# [Exercise task]
Give the lines of the records as a JSON list of strings, one string per line, leaving out blank lines. Begin at the start of the records and stop after the line that contains "c-xtick-0: 0 bbox=[319, 336, 324, 346]".

# [Given data]
▼

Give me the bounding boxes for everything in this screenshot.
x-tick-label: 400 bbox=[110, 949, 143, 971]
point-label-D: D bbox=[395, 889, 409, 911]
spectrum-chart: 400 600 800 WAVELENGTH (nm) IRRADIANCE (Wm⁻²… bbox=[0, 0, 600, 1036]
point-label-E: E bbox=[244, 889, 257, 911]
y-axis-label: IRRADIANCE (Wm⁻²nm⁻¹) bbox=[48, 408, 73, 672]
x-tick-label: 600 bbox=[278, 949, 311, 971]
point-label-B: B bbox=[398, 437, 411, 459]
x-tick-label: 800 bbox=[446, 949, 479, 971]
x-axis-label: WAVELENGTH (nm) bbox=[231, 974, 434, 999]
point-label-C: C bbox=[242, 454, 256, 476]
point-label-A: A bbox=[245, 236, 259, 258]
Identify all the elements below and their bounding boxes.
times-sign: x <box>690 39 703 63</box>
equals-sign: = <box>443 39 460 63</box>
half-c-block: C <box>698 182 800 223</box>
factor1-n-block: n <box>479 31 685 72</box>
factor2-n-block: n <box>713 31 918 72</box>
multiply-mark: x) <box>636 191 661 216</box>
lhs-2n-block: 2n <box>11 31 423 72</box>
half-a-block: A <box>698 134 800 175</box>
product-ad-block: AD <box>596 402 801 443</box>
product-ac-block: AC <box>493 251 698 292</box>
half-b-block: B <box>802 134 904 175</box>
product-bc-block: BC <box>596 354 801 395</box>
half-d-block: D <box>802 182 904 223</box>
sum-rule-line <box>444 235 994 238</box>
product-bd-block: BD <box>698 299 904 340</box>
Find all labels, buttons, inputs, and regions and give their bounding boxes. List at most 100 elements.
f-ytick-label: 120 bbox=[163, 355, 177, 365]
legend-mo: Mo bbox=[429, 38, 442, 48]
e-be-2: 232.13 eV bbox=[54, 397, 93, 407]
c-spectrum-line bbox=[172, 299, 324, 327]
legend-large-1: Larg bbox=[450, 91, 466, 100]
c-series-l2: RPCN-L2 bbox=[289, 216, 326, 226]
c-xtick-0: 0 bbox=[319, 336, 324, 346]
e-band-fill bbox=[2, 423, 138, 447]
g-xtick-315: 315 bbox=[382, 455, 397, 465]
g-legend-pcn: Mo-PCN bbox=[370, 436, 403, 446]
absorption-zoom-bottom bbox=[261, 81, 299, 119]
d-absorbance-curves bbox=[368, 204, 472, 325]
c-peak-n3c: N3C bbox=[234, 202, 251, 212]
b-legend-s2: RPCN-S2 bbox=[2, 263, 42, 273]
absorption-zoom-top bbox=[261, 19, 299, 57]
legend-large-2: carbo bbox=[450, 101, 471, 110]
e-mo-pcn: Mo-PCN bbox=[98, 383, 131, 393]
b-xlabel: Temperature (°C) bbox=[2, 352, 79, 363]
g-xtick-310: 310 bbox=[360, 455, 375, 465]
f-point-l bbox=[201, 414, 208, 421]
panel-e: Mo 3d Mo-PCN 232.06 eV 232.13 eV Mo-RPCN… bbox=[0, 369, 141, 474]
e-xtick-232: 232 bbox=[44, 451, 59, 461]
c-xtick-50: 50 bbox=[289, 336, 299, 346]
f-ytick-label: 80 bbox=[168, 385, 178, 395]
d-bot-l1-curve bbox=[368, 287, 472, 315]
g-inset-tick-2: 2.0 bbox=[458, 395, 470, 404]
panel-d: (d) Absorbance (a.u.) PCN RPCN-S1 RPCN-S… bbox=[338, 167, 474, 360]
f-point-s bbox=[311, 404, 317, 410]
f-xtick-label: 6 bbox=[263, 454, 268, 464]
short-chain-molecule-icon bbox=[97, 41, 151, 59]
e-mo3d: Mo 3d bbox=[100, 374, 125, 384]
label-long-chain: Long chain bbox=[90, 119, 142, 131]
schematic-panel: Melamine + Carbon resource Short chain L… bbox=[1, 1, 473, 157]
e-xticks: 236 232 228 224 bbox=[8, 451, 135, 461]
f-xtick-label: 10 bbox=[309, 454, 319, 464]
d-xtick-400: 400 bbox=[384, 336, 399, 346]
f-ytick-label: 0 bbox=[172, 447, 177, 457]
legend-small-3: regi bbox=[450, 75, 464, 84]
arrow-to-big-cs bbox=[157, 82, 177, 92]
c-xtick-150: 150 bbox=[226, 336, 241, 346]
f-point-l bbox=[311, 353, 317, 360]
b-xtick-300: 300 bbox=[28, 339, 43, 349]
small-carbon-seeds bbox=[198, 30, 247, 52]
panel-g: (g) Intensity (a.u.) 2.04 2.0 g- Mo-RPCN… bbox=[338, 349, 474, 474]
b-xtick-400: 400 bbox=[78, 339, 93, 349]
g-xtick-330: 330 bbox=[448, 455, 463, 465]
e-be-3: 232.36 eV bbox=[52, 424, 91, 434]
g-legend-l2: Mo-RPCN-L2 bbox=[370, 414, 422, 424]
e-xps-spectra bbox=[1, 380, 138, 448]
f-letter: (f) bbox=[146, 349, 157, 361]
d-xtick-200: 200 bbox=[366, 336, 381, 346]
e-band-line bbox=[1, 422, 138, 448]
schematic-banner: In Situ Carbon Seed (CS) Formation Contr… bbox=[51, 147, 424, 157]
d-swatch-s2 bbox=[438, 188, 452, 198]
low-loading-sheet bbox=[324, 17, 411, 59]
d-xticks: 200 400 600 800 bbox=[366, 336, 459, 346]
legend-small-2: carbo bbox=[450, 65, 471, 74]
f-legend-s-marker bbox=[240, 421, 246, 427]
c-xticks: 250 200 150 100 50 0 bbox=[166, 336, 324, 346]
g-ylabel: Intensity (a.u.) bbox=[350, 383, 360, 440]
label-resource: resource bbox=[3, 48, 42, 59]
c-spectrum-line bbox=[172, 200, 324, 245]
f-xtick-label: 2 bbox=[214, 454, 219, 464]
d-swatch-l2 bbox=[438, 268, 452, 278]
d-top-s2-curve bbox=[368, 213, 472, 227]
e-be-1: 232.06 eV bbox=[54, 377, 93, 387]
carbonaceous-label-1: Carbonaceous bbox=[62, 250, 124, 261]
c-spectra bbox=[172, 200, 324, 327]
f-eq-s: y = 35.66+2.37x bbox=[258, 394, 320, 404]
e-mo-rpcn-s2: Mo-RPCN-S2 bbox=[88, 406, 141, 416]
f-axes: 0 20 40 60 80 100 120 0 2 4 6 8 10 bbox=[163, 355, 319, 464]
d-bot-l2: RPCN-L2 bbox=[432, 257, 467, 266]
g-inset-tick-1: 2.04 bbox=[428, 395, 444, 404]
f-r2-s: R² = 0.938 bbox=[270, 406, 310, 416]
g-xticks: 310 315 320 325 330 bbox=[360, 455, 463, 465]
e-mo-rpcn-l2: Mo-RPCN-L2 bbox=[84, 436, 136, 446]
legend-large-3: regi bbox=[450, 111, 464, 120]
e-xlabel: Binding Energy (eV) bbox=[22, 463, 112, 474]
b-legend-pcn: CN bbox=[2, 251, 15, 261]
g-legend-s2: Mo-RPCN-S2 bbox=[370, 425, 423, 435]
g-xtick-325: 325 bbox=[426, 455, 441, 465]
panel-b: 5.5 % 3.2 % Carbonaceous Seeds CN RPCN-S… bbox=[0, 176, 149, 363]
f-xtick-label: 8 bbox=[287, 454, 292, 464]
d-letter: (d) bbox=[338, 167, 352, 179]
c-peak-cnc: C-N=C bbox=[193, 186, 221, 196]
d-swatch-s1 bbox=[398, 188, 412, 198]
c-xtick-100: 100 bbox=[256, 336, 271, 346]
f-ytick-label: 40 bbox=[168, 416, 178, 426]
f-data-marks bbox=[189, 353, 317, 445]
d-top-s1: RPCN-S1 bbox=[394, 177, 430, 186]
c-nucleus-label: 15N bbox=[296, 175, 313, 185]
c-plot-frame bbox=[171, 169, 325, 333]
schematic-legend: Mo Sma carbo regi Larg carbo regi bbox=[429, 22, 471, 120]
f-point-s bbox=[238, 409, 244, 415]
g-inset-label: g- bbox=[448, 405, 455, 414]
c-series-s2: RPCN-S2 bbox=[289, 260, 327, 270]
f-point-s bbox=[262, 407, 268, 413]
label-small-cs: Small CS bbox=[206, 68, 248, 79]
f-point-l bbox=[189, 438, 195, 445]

▲

# [Task solution]
[
  "Give me the bounding boxes for everything in this screenshot.",
  "x-tick-label: 400 bbox=[110, 949, 143, 971]",
  "point-label-D: D bbox=[395, 889, 409, 911]",
  "spectrum-chart: 400 600 800 WAVELENGTH (nm) IRRADIANCE (Wm⁻²… bbox=[0, 0, 600, 1036]",
  "point-label-E: E bbox=[244, 889, 257, 911]",
  "y-axis-label: IRRADIANCE (Wm⁻²nm⁻¹) bbox=[48, 408, 73, 672]",
  "x-tick-label: 600 bbox=[278, 949, 311, 971]",
  "point-label-B: B bbox=[398, 437, 411, 459]",
  "x-tick-label: 800 bbox=[446, 949, 479, 971]",
  "x-axis-label: WAVELENGTH (nm) bbox=[231, 974, 434, 999]",
  "point-label-C: C bbox=[242, 454, 256, 476]",
  "point-label-A: A bbox=[245, 236, 259, 258]",
  "Identify all the elements below and their bounding boxes.",
  "times-sign: x <box>690 39 703 63</box>",
  "equals-sign: = <box>443 39 460 63</box>",
  "half-c-block: C <box>698 182 800 223</box>",
  "factor1-n-block: n <box>479 31 685 72</box>",
  "factor2-n-block: n <box>713 31 918 72</box>",
  "multiply-mark: x) <box>636 191 661 216</box>",
  "lhs-2n-block: 2n <box>11 31 423 72</box>",
  "half-a-block: A <box>698 134 800 175</box>",
  "product-ad-block: AD <box>596 402 801 443</box>",
  "product-ac-block: AC <box>493 251 698 292</box>",
  "half-b-block: B <box>802 134 904 175</box>",
  "product-bc-block: BC <box>596 354 801 395</box>",
  "half-d-block: D <box>802 182 904 223</box>",
  "sum-rule-line <box>444 235 994 238</box>",
  "product-bd-block: BD <box>698 299 904 340</box>",
  "Find all labels, buttons, inputs, and regions and give their bounding boxes. List at most 100 elements.",
  "f-ytick-label: 120 bbox=[163, 355, 177, 365]",
  "legend-mo: Mo bbox=[429, 38, 442, 48]",
  "e-be-2: 232.13 eV bbox=[54, 397, 93, 407]",
  "c-spectrum-line bbox=[172, 299, 324, 327]",
  "legend-large-1: Larg bbox=[450, 91, 466, 100]",
  "c-series-l2: RPCN-L2 bbox=[289, 216, 326, 226]",
  "c-xtick-0: 0 bbox=[319, 336, 324, 346]"
]